_Working data_

## Start

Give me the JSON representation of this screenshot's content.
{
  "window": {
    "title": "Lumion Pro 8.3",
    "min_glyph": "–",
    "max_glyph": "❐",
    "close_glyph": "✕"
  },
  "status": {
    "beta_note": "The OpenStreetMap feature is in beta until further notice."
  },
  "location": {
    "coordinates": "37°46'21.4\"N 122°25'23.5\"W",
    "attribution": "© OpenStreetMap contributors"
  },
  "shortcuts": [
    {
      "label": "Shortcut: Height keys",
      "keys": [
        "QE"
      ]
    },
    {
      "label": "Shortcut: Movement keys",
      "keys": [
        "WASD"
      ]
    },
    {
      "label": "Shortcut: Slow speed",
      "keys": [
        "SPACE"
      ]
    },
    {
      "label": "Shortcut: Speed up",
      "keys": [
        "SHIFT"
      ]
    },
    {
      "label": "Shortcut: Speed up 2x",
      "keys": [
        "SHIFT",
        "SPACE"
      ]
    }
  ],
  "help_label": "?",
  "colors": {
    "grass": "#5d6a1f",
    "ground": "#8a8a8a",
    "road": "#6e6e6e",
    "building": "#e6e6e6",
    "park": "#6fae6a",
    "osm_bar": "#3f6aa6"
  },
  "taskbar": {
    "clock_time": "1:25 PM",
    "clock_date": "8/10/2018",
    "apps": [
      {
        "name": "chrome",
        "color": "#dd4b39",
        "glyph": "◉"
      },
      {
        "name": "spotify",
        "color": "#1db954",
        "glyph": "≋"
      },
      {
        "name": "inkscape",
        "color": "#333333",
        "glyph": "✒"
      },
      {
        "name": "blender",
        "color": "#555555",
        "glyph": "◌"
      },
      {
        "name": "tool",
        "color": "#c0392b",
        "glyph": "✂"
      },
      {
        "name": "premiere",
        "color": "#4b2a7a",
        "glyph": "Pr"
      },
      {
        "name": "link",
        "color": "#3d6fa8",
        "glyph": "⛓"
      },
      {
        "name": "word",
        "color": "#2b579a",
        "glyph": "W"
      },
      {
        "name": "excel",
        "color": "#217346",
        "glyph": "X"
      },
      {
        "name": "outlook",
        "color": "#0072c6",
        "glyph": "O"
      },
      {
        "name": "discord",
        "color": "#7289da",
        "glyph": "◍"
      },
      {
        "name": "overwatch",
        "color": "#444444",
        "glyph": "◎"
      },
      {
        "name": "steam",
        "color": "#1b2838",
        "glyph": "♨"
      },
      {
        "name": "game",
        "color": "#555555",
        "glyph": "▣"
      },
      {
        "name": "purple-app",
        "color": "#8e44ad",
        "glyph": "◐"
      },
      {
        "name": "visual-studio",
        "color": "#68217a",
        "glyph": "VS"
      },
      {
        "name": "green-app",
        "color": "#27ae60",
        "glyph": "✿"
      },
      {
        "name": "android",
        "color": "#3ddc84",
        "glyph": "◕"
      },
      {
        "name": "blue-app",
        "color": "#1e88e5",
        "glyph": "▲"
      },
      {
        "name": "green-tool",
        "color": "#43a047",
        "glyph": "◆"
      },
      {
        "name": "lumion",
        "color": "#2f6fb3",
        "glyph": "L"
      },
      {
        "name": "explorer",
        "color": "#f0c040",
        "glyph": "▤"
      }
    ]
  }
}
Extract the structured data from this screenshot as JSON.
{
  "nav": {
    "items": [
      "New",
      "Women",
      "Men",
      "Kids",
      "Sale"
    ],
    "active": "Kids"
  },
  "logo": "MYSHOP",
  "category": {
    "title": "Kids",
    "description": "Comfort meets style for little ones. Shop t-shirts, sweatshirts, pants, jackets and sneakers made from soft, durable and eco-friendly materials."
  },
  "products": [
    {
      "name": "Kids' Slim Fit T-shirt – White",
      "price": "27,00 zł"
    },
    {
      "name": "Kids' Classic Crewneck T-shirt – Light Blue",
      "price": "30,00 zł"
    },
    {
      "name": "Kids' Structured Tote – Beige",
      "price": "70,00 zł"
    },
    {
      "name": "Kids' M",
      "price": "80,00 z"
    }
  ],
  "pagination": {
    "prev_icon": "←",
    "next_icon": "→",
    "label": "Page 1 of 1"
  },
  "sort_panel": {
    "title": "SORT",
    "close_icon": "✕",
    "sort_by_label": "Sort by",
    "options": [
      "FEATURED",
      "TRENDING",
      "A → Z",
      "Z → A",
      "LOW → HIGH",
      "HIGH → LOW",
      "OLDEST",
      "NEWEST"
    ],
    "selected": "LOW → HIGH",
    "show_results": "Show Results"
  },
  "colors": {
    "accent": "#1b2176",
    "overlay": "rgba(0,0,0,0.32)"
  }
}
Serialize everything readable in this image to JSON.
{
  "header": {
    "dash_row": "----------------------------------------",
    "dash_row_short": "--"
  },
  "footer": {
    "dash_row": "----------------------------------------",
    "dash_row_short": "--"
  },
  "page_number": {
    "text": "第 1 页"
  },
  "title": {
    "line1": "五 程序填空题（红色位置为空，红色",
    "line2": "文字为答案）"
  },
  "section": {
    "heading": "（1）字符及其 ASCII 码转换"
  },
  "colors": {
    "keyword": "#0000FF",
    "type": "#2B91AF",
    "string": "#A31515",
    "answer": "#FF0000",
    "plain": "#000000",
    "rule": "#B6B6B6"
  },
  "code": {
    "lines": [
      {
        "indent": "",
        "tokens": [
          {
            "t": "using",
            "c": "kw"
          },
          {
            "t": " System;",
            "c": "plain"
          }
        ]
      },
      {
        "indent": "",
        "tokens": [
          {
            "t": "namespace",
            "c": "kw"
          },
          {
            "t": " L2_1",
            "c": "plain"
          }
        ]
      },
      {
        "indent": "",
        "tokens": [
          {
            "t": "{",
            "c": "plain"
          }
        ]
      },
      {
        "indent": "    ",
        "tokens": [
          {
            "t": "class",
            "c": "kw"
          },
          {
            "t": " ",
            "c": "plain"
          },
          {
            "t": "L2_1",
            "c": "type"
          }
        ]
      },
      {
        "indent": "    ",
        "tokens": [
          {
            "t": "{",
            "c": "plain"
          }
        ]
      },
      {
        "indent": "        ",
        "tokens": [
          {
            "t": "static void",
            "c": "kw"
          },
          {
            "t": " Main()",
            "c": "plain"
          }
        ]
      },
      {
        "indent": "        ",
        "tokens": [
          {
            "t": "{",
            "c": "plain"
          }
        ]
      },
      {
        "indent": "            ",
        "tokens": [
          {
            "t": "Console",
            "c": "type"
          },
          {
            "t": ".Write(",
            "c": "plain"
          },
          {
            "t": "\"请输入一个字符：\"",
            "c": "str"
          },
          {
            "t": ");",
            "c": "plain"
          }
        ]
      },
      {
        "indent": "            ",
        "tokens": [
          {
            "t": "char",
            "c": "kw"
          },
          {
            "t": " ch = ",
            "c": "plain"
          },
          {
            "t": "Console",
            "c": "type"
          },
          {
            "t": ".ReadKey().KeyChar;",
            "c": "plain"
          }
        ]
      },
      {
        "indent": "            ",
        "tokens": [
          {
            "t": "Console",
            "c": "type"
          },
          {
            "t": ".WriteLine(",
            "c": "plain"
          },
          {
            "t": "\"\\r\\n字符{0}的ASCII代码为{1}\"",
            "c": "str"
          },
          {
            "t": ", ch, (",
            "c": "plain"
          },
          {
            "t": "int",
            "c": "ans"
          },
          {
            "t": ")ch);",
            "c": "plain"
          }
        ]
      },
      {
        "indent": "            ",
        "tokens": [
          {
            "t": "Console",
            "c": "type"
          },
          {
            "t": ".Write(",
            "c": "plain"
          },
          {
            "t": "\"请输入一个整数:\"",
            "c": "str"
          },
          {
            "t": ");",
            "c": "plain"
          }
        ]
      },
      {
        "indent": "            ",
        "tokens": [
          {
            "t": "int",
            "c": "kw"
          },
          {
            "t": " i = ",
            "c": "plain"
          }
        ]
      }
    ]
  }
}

## End

Go through the entries above and pull out each line with "OpenStreetMap" in it.

_Solution to this task_
    "beta_note": "The OpenStreetMap feature is in beta until further notice."
    "attribution": "© OpenStreetMap contributors"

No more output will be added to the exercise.